Written instruction:
Output the data below in full, byte for byte. Nothing may differ.

----------

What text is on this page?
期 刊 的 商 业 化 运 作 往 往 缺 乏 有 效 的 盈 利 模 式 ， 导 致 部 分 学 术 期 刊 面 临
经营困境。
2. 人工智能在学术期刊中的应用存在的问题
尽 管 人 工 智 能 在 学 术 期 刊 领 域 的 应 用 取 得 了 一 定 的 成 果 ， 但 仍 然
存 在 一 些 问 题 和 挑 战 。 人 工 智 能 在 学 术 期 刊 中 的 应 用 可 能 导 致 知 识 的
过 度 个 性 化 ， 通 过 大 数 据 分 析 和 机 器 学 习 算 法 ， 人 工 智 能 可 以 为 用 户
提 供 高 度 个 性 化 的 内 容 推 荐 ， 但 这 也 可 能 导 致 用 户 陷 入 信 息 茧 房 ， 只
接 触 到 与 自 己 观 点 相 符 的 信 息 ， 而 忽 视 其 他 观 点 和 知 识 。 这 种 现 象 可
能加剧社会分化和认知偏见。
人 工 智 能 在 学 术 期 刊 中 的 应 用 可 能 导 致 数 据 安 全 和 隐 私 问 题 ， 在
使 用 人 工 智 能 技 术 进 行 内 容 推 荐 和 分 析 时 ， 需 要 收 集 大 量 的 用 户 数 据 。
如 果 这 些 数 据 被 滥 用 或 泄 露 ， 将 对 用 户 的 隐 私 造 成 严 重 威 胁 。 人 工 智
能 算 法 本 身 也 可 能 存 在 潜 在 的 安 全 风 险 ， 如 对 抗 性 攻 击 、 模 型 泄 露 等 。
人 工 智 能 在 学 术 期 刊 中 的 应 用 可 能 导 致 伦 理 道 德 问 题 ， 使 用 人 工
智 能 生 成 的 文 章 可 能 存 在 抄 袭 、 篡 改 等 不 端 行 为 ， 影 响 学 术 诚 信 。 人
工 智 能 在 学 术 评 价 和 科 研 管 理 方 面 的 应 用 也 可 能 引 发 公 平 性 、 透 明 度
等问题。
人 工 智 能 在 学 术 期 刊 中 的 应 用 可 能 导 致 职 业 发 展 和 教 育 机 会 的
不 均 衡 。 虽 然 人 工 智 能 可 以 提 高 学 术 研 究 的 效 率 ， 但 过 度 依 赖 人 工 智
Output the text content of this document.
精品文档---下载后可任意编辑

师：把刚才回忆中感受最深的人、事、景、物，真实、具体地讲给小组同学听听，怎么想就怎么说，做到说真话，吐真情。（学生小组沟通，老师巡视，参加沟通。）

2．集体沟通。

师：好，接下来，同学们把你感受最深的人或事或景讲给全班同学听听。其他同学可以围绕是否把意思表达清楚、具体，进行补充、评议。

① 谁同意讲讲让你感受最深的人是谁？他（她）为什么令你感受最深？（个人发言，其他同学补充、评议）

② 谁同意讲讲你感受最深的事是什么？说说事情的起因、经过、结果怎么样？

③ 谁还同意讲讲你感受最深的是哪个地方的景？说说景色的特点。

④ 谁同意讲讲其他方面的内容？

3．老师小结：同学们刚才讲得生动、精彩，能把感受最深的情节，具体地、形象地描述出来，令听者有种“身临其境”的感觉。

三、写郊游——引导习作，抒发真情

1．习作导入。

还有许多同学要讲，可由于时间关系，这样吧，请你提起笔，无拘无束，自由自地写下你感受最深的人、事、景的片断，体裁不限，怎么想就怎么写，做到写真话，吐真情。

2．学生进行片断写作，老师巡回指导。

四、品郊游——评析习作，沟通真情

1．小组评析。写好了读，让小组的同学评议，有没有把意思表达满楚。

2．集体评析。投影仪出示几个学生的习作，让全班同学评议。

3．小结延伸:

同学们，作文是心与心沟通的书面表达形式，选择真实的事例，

----------

Expected answer:
What text is on this page?
期 刊 的 商 业 化 运 作 往 往 缺 乏 有 效 的 盈 利 模 式 ， 导 致 部 分 学 术 期 刊 面 临
经营困境。
2. 人工智能在学术期刊中的应用存在的问题
尽 管 人 工 智 能 在 学 术 期 刊 领 域 的 应 用 取 得 了 一 定 的 成 果 ， 但 仍 然
存 在 一 些 问 题 和 挑 战 。 人 工 智 能 在 学 术 期 刊 中 的 应 用 可 能 导 致 知 识 的
过 度 个 性 化 ， 通 过 大 数 据 分 析 和 机 器 学 习 算 法 ， 人 工 智 能 可 以 为 用 户
提 供 高 度 个 性 化 的 内 容 推 荐 ， 但 这 也 可 能 导 致 用 户 陷 入 信 息 茧 房 ， 只
接 触 到 与 自 己 观 点 相 符 的 信 息 ， 而 忽 视 其 他 观 点 和 知 识 。 这 种 现 象 可
能加剧社会分化和认知偏见。
人 工 智 能 在 学 术 期 刊 中 的 应 用 可 能 导 致 数 据 安 全 和 隐 私 问 题 ， 在
使 用 人 工 智 能 技 术 进 行 内 容 推 荐 和 分 析 时 ， 需 要 收 集 大 量 的 用 户 数 据 。
如 果 这 些 数 据 被 滥 用 或 泄 露 ， 将 对 用 户 的 隐 私 造 成 严 重 威 胁 。 人 工 智
能 算 法 本 身 也 可 能 存 在 潜 在 的 安 全 风 险 ， 如 对 抗 性 攻 击 、 模 型 泄 露 等 。
人 工 智 能 在 学 术 期 刊 中 的 应 用 可 能 导 致 伦 理 道 德 问 题 ， 使 用 人 工
智 能 生 成 的 文 章 可 能 存 在 抄 袭 、 篡 改 等 不 端 行 为 ， 影 响 学 术 诚 信 。 人
工 智 能 在 学 术 评 价 和 科 研 管 理 方 面 的 应 用 也 可 能 引 发 公 平 性 、 透 明 度
等问题。
人 工 智 能 在 学 术 期 刊 中 的 应 用 可 能 导 致 职 业 发 展 和 教 育 机 会 的
不 均 衡 。 虽 然 人 工 智 能 可 以 提 高 学 术 研 究 的 效 率 ， 但 过 度 依 赖 人 工 智
Output the text content of this document.
精品文档---下载后可任意编辑

师：把刚才回忆中感受最深的人、事、景、物，真实、具体地讲给小组同学听听，怎么想就怎么说，做到说真话，吐真情。（学生小组沟通，老师巡视，参加沟通。）

2．集体沟通。

师：好，接下来，同学们把你感受最深的人或事或景讲给全班同学听听。其他同学可以围绕是否把意思表达清楚、具体，进行补充、评议。

① 谁同意讲讲让你感受最深的人是谁？他（她）为什么令你感受最深？（个人发言，其他同学补充、评议）

② 谁同意讲讲你感受最深的事是什么？说说事情的起因、经过、结果怎么样？

③ 谁还同意讲讲你感受最深的是哪个地方的景？说说景色的特点。

④ 谁同意讲讲其他方面的内容？

3．老师小结：同学们刚才讲得生动、精彩，能把感受最深的情节，具体地、形象地描述出来，令听者有种“身临其境”的感觉。

三、写郊游——引导习作，抒发真情

1．习作导入。

还有许多同学要讲，可由于时间关系，这样吧，请你提起笔，无拘无束，自由自地写下你感受最深的人、事、景的片断，体裁不限，怎么想就怎么写，做到写真话，吐真情。

2．学生进行片断写作，老师巡回指导。

四、品郊游——评析习作，沟通真情

1．小组评析。写好了读，让小组的同学评议，有没有把意思表达满楚。

2．集体评析。投影仪出示几个学生的习作，让全班同学评议。

3．小结延伸:

同学们，作文是心与心沟通的书面表达形式，选择真实的事例，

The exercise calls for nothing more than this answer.